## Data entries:
....
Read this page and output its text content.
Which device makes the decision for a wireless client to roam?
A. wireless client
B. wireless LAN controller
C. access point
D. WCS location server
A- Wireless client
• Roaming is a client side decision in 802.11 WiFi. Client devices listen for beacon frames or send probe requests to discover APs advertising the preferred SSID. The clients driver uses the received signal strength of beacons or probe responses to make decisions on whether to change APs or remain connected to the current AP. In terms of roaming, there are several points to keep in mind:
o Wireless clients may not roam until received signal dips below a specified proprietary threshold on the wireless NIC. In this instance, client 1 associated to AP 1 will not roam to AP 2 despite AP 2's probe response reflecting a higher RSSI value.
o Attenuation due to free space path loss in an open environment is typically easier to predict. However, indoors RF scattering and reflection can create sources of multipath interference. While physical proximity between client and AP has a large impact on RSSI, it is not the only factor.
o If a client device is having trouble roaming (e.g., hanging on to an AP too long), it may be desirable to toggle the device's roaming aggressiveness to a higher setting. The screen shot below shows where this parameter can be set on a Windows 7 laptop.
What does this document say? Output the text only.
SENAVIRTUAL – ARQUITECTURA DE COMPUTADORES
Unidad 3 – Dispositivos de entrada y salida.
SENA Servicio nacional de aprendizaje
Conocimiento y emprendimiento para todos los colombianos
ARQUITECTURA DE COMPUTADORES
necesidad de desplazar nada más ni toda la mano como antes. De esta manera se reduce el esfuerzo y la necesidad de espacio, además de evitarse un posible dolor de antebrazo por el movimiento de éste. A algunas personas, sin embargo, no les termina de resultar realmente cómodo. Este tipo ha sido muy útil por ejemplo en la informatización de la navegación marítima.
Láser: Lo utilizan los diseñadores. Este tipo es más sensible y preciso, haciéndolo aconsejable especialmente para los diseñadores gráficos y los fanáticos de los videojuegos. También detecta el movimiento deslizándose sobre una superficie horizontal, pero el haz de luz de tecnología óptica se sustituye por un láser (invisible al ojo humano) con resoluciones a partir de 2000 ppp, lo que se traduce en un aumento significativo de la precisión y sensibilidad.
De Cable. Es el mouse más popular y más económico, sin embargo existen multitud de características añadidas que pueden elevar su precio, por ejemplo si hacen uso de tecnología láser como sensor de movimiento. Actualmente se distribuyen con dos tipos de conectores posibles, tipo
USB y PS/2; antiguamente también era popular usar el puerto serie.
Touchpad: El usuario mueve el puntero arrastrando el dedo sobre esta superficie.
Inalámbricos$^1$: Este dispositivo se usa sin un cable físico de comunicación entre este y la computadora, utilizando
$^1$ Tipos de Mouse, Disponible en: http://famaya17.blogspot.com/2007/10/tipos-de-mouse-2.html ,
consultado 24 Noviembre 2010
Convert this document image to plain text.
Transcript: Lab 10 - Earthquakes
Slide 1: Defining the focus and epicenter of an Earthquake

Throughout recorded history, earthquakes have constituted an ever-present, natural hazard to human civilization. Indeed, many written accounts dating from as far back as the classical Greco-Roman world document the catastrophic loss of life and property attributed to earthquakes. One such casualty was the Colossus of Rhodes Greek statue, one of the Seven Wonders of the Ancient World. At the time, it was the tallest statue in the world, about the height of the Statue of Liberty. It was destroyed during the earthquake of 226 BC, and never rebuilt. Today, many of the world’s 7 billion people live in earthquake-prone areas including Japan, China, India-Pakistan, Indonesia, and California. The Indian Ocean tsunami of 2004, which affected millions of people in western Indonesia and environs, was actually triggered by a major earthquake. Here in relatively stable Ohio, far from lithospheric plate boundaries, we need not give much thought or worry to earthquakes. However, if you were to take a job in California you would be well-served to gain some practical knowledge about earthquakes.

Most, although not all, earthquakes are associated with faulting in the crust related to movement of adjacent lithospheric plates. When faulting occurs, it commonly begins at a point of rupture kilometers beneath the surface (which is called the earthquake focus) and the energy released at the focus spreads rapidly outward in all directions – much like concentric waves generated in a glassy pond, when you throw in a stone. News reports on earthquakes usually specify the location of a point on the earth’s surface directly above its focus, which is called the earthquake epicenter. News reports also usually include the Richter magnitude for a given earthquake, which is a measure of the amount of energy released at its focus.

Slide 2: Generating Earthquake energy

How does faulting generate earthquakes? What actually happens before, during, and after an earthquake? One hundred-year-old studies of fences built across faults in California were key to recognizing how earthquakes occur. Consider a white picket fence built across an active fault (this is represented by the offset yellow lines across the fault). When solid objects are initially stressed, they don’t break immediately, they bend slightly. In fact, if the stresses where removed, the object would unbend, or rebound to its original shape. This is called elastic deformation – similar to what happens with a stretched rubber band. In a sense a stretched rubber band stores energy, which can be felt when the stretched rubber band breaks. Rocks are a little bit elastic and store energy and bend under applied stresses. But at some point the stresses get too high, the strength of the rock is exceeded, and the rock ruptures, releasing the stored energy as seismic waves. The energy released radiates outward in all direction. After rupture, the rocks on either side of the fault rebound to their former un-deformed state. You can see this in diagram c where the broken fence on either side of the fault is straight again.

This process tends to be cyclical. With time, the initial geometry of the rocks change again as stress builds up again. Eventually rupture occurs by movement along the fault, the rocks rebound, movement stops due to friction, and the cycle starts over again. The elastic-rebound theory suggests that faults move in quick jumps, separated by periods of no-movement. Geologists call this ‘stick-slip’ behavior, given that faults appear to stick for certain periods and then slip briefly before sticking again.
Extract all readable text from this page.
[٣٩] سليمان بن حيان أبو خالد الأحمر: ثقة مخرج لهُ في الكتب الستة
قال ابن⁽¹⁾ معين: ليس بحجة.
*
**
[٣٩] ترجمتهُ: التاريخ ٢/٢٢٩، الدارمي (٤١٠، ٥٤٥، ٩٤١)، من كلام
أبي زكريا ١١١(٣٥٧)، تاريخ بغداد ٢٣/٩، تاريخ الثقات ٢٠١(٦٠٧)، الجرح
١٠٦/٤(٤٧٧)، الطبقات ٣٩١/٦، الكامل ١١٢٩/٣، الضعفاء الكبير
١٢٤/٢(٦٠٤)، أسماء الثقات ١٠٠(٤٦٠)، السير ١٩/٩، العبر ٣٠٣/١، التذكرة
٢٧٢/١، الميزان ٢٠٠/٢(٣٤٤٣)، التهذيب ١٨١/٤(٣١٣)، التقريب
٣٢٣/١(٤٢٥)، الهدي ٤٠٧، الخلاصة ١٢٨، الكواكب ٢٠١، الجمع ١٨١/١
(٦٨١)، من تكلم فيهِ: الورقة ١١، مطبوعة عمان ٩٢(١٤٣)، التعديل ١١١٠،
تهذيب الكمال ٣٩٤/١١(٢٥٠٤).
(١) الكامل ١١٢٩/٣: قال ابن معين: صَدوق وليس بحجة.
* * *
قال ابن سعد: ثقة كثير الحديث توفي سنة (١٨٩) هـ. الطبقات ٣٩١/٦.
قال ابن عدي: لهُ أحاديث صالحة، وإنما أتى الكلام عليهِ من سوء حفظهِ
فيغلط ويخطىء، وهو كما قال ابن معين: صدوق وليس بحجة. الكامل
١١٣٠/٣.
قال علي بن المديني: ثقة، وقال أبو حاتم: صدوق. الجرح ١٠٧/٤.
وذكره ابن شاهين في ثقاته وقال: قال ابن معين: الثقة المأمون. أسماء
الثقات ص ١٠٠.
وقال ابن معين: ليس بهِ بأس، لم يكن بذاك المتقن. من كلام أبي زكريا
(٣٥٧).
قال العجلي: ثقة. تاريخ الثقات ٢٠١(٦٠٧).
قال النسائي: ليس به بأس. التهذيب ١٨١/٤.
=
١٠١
....
## WHAT IS REQUIRED:
Of the lines in the listing above, how many hold the string "page"? Reply with the number only.

## ANSWER:
2